**Task prompt**
Print the entries that appear below, exactly as written and without their pictures.

— begin —

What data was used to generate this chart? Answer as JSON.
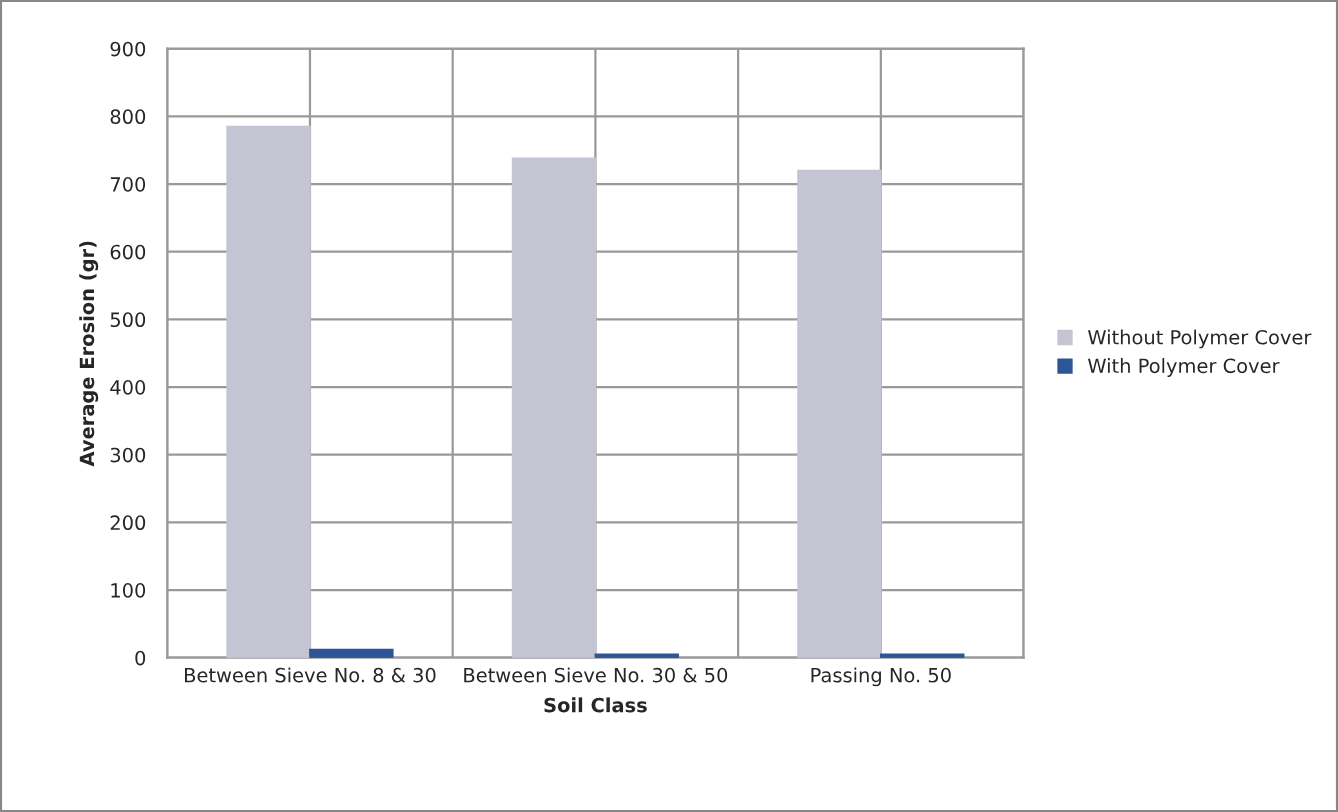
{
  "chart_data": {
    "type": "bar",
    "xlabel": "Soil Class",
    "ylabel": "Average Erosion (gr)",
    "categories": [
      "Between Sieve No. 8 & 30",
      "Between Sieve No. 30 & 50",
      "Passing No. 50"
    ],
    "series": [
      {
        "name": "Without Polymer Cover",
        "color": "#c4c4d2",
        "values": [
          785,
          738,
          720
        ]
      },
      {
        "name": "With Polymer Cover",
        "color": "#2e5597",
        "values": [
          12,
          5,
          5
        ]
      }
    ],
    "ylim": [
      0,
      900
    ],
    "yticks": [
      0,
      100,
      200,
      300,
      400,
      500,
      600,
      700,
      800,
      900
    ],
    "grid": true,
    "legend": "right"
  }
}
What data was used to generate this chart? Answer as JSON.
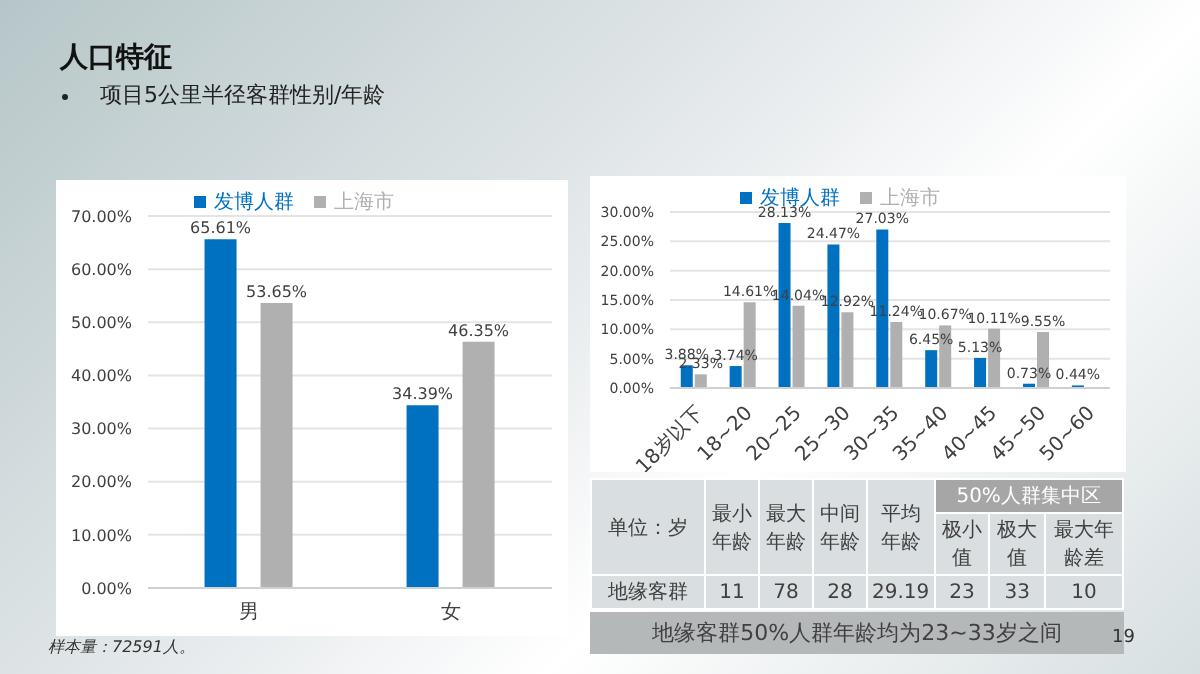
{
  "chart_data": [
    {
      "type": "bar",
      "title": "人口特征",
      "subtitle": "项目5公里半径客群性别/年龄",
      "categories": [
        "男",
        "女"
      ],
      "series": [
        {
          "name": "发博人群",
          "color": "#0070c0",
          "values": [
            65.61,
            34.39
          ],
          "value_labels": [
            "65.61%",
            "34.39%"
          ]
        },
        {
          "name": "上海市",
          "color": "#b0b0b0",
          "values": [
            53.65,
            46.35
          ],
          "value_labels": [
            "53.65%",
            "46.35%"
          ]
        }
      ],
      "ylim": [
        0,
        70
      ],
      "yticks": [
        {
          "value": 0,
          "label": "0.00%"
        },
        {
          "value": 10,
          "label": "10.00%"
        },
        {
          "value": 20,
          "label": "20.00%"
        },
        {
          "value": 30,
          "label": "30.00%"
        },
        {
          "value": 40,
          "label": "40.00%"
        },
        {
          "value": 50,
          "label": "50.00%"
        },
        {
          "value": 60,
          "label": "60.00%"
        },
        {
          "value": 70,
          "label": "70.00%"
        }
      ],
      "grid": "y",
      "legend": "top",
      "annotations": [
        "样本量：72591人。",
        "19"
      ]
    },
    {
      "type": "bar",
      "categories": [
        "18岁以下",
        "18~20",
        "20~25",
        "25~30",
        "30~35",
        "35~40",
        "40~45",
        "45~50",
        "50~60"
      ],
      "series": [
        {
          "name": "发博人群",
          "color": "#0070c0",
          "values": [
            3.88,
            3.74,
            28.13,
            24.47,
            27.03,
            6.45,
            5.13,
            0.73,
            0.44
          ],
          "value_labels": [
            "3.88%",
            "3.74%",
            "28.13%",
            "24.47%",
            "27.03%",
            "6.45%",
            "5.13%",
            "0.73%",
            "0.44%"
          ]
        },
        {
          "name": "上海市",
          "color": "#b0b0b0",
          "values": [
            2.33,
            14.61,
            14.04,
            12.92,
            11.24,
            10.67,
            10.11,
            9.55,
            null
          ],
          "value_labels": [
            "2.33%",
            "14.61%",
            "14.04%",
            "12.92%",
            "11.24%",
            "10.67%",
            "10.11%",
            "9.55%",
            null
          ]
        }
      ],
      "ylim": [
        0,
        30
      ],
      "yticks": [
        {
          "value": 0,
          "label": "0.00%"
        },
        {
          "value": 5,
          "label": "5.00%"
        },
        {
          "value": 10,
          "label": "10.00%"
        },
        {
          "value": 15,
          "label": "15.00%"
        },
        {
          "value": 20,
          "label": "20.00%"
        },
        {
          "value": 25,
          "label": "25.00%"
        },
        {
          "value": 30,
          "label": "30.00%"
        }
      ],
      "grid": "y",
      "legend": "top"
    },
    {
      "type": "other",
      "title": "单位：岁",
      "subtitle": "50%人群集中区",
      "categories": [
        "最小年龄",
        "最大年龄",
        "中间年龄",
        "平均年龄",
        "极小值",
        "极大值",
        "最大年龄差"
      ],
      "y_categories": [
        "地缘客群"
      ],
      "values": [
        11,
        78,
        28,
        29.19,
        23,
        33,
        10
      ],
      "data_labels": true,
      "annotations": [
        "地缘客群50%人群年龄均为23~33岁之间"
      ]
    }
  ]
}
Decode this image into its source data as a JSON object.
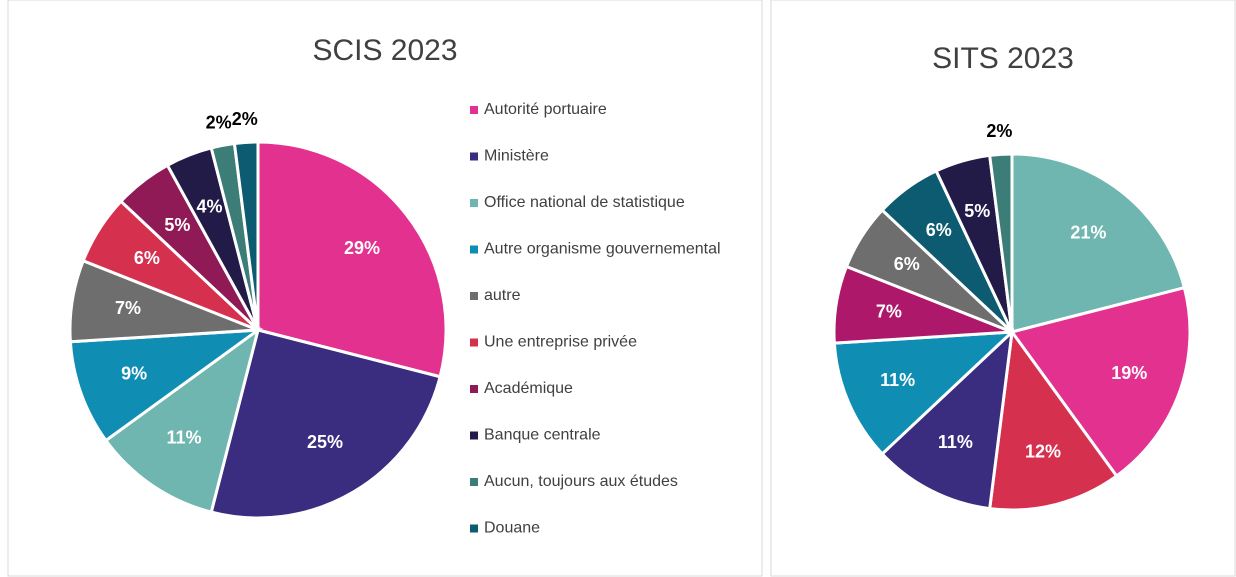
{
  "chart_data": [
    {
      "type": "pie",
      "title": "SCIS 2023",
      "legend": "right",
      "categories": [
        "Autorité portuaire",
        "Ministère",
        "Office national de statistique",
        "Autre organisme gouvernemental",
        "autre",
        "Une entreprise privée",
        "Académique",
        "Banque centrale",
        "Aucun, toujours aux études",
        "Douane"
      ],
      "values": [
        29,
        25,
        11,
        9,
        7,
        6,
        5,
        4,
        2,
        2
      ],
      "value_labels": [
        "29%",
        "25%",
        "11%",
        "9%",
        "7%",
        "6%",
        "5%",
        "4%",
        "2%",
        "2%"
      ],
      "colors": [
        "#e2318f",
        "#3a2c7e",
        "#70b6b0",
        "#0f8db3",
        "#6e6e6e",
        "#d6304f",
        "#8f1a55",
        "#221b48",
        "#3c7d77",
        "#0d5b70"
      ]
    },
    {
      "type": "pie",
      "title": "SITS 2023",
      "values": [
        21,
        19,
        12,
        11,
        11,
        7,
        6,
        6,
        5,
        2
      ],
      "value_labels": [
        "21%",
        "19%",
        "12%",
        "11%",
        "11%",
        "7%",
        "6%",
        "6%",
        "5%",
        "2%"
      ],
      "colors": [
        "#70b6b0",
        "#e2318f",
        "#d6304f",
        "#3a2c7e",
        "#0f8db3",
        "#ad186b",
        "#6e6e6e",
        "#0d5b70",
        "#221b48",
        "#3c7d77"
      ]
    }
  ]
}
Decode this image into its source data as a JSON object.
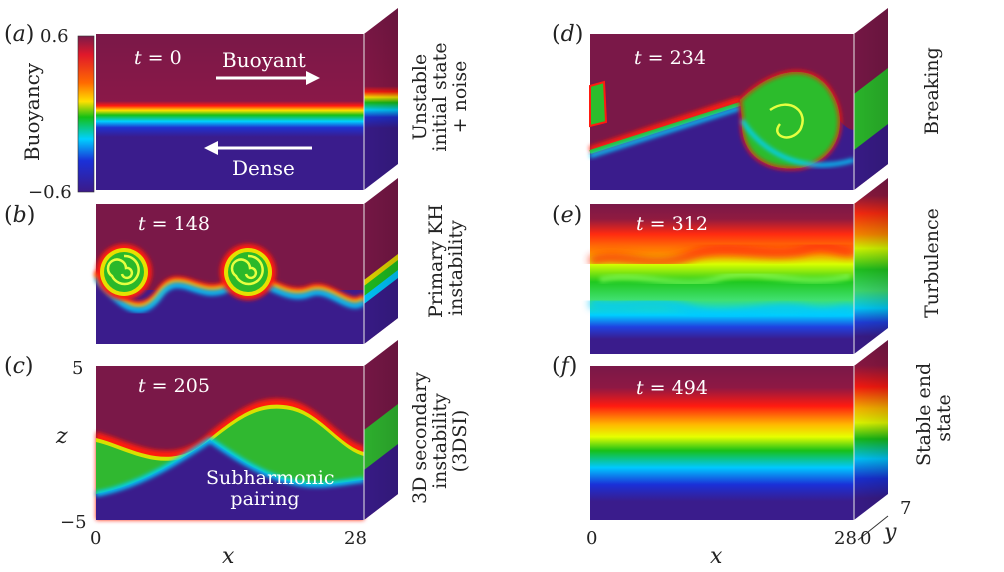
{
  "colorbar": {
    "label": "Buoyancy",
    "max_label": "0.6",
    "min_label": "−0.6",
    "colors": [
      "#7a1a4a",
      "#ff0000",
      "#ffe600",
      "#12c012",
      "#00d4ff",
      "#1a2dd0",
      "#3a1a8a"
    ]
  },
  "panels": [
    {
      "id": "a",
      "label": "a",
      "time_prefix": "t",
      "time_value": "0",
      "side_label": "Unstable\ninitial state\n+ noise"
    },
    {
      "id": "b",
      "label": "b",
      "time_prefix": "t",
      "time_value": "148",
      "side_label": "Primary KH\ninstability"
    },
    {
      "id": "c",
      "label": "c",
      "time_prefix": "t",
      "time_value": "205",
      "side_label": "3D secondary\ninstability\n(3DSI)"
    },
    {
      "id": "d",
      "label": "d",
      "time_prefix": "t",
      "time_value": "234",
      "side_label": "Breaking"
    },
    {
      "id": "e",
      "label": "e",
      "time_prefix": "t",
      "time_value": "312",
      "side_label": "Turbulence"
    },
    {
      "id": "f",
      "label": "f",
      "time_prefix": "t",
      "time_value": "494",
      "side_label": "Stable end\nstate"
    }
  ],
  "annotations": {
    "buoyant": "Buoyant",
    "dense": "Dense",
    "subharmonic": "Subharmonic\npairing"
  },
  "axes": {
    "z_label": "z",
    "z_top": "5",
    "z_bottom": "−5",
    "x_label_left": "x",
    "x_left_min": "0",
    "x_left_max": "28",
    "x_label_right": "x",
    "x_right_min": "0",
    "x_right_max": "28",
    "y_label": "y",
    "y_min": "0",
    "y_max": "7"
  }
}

— end —

**Written solution**
What data was used to generate this chart? Answer as JSON.
{
  "chart_data": {
    "type": "bar",
    "xlabel": "Soil Class",
    "ylabel": "Average Erosion (gr)",
    "categories": [
      "Between Sieve No. 8 & 30",
      "Between Sieve No. 30 & 50",
      "Passing No. 50"
    ],
    "series": [
      {
        "name": "Without Polymer Cover",
        "color": "#c4c4d2",
        "values": [
          785,
          738,
          720
        ]
      },
      {
        "name": "With Polymer Cover",
        "color": "#2e5597",
        "values": [
          12,
          5,
          5
        ]
      }
    ],
    "ylim": [
      0,
      900
    ],
    "yticks": [
      0,
      100,
      200,
      300,
      400,
      500,
      600,
      700,
      800,
      900
    ],
    "grid": true,
    "legend": "right"
  }
}
What data was used to generate this chart? Answer as JSON.
{
  "chart_data": [
    {
      "type": "bar",
      "title": "人口特征",
      "subtitle": "项目5公里半径客群性别/年龄",
      "categories": [
        "男",
        "女"
      ],
      "series": [
        {
          "name": "发博人群",
          "color": "#0070c0",
          "values": [
            65.61,
            34.39
          ],
          "value_labels": [
            "65.61%",
            "34.39%"
          ]
        },
        {
          "name": "上海市",
          "color": "#b0b0b0",
          "values": [
            53.65,
            46.35
          ],
          "value_labels": [
            "53.65%",
            "46.35%"
          ]
        }
      ],
      "ylim": [
        0,
        70
      ],
      "yticks": [
        {
          "value": 0,
          "label": "0.00%"
        },
        {
          "value": 10,
          "label": "10.00%"
        },
        {
          "value": 20,
          "label": "20.00%"
        },
        {
          "value": 30,
          "label": "30.00%"
        },
        {
          "value": 40,
          "label": "40.00%"
        },
        {
          "value": 50,
          "label": "50.00%"
        },
        {
          "value": 60,
          "label": "60.00%"
        },
        {
          "value": 70,
          "label": "70.00%"
        }
      ],
      "grid": "y",
      "legend": "top",
      "annotations": [
        "样本量：72591人。",
        "19"
      ]
    },
    {
      "type": "bar",
      "categories": [
        "18岁以下",
        "18~20",
        "20~25",
        "25~30",
        "30~35",
        "35~40",
        "40~45",
        "45~50",
        "50~60"
      ],
      "series": [
        {
          "name": "发博人群",
          "color": "#0070c0",
          "values": [
            3.88,
            3.74,
            28.13,
            24.47,
            27.03,
            6.45,
            5.13,
            0.73,
            0.44
          ],
          "value_labels": [
            "3.88%",
            "3.74%",
            "28.13%",
            "24.47%",
            "27.03%",
            "6.45%",
            "5.13%",
            "0.73%",
            "0.44%"
          ]
        },
        {
          "name": "上海市",
          "color": "#b0b0b0",
          "values": [
            2.33,
            14.61,
            14.04,
            12.92,
            11.24,
            10.67,
            10.11,
            9.55,
            null
          ],
          "value_labels": [
            "2.33%",
            "14.61%",
            "14.04%",
            "12.92%",
            "11.24%",
            "10.67%",
            "10.11%",
            "9.55%",
            null
          ]
        }
      ],
      "ylim": [
        0,
        30
      ],
      "yticks": [
        {
          "value": 0,
          "label": "0.00%"
        },
        {
          "value": 5,
          "label": "5.00%"
        },
        {
          "value": 10,
          "label": "10.00%"
        },
        {
          "value": 15,
          "label": "15.00%"
        },
        {
          "value": 20,
          "label": "20.00%"
        },
        {
          "value": 25,
          "label": "25.00%"
        },
        {
          "value": 30,
          "label": "30.00%"
        }
      ],
      "grid": "y",
      "legend": "top"
    },
    {
      "type": "other",
      "title": "单位：岁",
      "subtitle": "50%人群集中区",
      "categories": [
        "最小年龄",
        "最大年龄",
        "中间年龄",
        "平均年龄",
        "极小值",
        "极大值",
        "最大年龄差"
      ],
      "y_categories": [
        "地缘客群"
      ],
      "values": [
        11,
        78,
        28,
        29.19,
        23,
        33,
        10
      ],
      "data_labels": true,
      "annotations": [
        "地缘客群50%人群年龄均为23~33岁之间"
      ]
    }
  ]
}
Decode this image into its source data as a JSON object.
{
  "chart_data": [
    {
      "type": "pie",
      "title": "SCIS 2023",
      "legend": "right",
      "categories": [
        "Autorité portuaire",
        "Ministère",
        "Office national de statistique",
        "Autre organisme gouvernemental",
        "autre",
        "Une entreprise privée",
        "Académique",
        "Banque centrale",
        "Aucun, toujours aux études",
        "Douane"
      ],
      "values": [
        29,
        25,
        11,
        9,
        7,
        6,
        5,
        4,
        2,
        2
      ],
      "value_labels": [
        "29%",
        "25%",
        "11%",
        "9%",
        "7%",
        "6%",
        "5%",
        "4%",
        "2%",
        "2%"
      ],
      "colors": [
        "#e2318f",
        "#3a2c7e",
        "#70b6b0",
        "#0f8db3",
        "#6e6e6e",
        "#d6304f",
        "#8f1a55",
        "#221b48",
        "#3c7d77",
        "#0d5b70"
      ]
    },
    {
      "type": "pie",
      "title": "SITS 2023",
      "values": [
        21,
        19,
        12,
        11,
        11,
        7,
        6,
        6,
        5,
        2
      ],
      "value_labels": [
        "21%",
        "19%",
        "12%",
        "11%",
        "11%",
        "7%",
        "6%",
        "6%",
        "5%",
        "2%"
      ],
      "colors": [
        "#70b6b0",
        "#e2318f",
        "#d6304f",
        "#3a2c7e",
        "#0f8db3",
        "#ad186b",
        "#6e6e6e",
        "#0d5b70",
        "#221b48",
        "#3c7d77"
      ]
    }
  ]
}
Decode this image into its source data as a JSON object.
{
  "colorbar": {
    "label": "Buoyancy",
    "max_label": "0.6",
    "min_label": "−0.6",
    "colors": [
      "#7a1a4a",
      "#ff0000",
      "#ffe600",
      "#12c012",
      "#00d4ff",
      "#1a2dd0",
      "#3a1a8a"
    ]
  },
  "panels": [
    {
      "id": "a",
      "label": "a",
      "time_prefix": "t",
      "time_value": "0",
      "side_label": "Unstable\ninitial state\n+ noise"
    },
    {
      "id": "b",
      "label": "b",
      "time_prefix": "t",
      "time_value": "148",
      "side_label": "Primary KH\ninstability"
    },
    {
      "id": "c",
      "label": "c",
      "time_prefix": "t",
      "time_value": "205",
      "side_label": "3D secondary\ninstability\n(3DSI)"
    },
    {
      "id": "d",
      "label": "d",
      "time_prefix": "t",
      "time_value": "234",
      "side_label": "Breaking"
    },
    {
      "id": "e",
      "label": "e",
      "time_prefix": "t",
      "time_value": "312",
      "side_label": "Turbulence"
    },
    {
      "id": "f",
      "label": "f",
      "time_prefix": "t",
      "time_value": "494",
      "side_label": "Stable end\nstate"
    }
  ],
  "annotations": {
    "buoyant": "Buoyant",
    "dense": "Dense",
    "subharmonic": "Subharmonic\npairing"
  },
  "axes": {
    "z_label": "z",
    "z_top": "5",
    "z_bottom": "−5",
    "x_label_left": "x",
    "x_left_min": "0",
    "x_left_max": "28",
    "x_label_right": "x",
    "x_right_min": "0",
    "x_right_max": "28",
    "y_label": "y",
    "y_min": "0",
    "y_max": "7"
  }
}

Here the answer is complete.